WORK REQUIRED – Write out the records word for word, with no pictures.

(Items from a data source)

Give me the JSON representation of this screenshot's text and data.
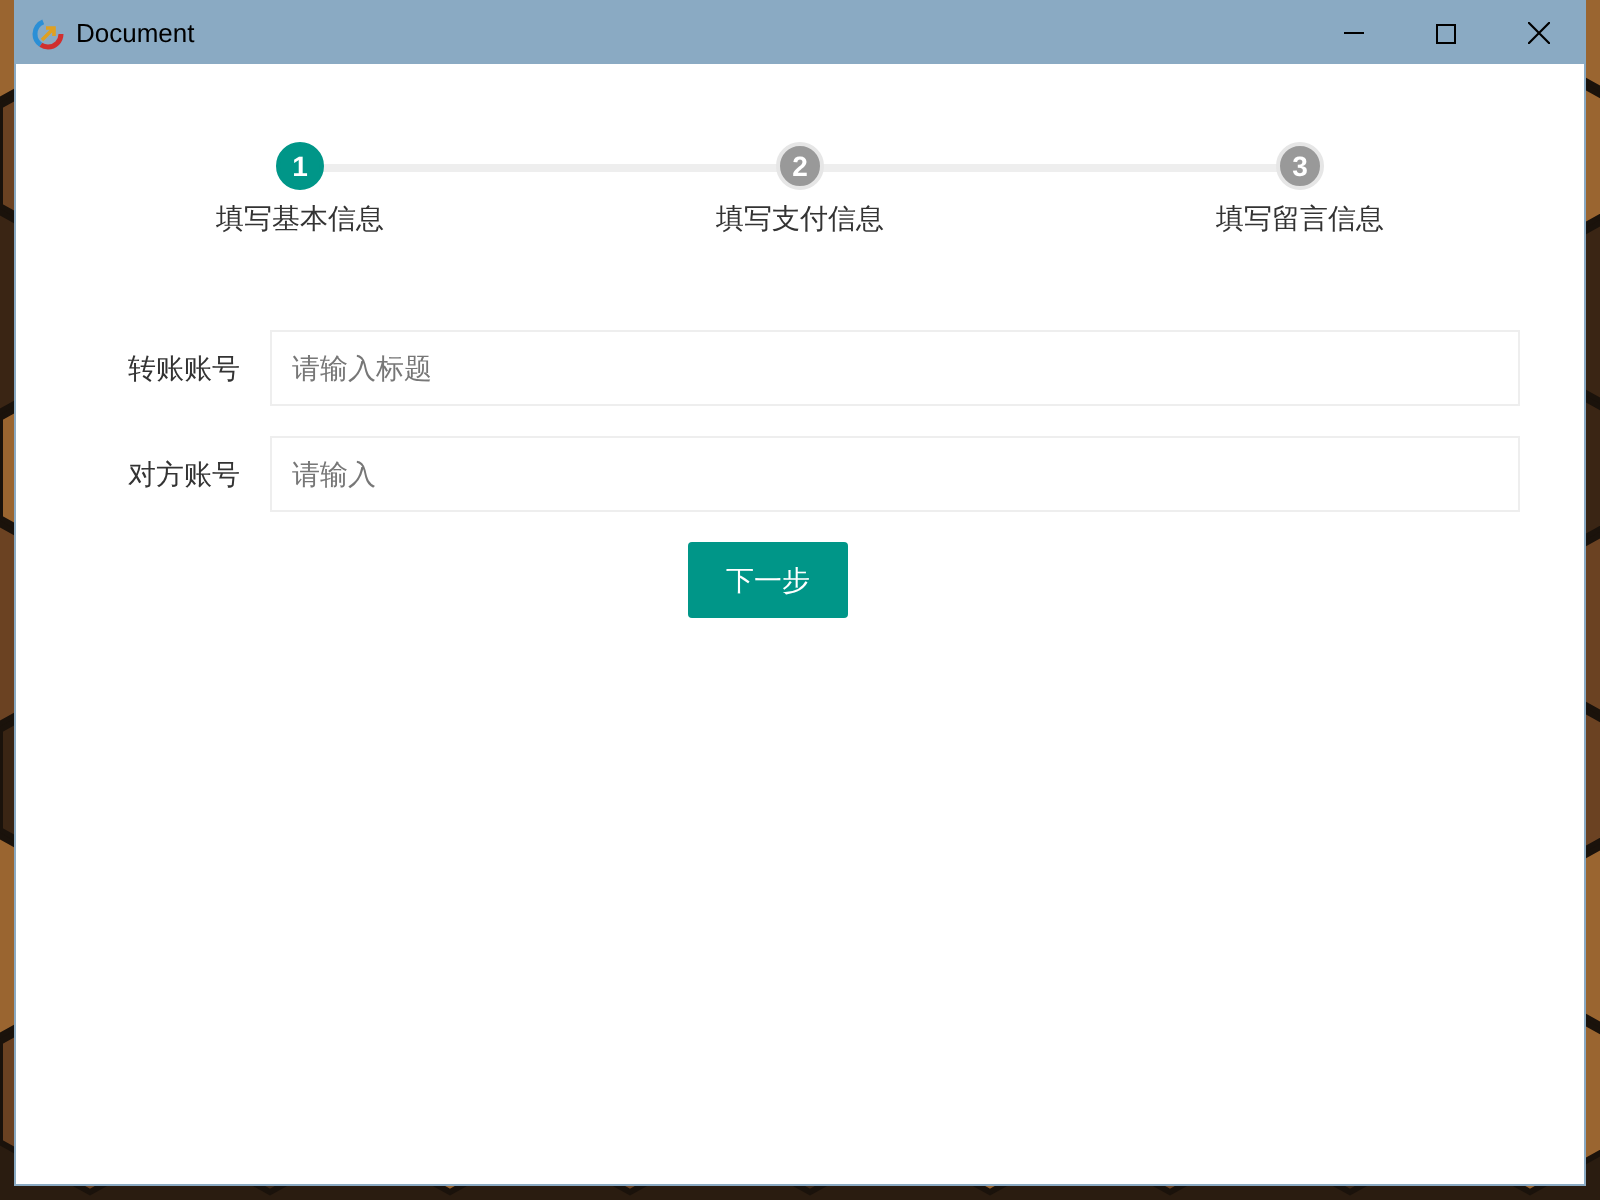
{
  "window": {
    "title": "Document"
  },
  "steps": [
    {
      "number": "1",
      "label": "填写基本信息",
      "selected": true
    },
    {
      "number": "2",
      "label": "填写支付信息",
      "selected": false
    },
    {
      "number": "3",
      "label": "填写留言信息",
      "selected": false
    }
  ],
  "fields": [
    {
      "label": "转账账号",
      "placeholder": "请输入标题"
    },
    {
      "label": "对方账号",
      "placeholder": "请输入"
    }
  ],
  "next_button": "下一步"
}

SOLUTION TO THIS PROBLEM –
Give me the JSON representation of this screenshot's text and data.
{
  "window": {
    "title": "Document"
  },
  "steps": [
    {
      "number": "1",
      "label": "填写基本信息",
      "selected": true
    },
    {
      "number": "2",
      "label": "填写支付信息",
      "selected": false
    },
    {
      "number": "3",
      "label": "填写留言信息",
      "selected": false
    }
  ],
  "fields": [
    {
      "label": "转账账号",
      "placeholder": "请输入标题"
    },
    {
      "label": "对方账号",
      "placeholder": "请输入"
    }
  ],
  "next_button": "下一步"
}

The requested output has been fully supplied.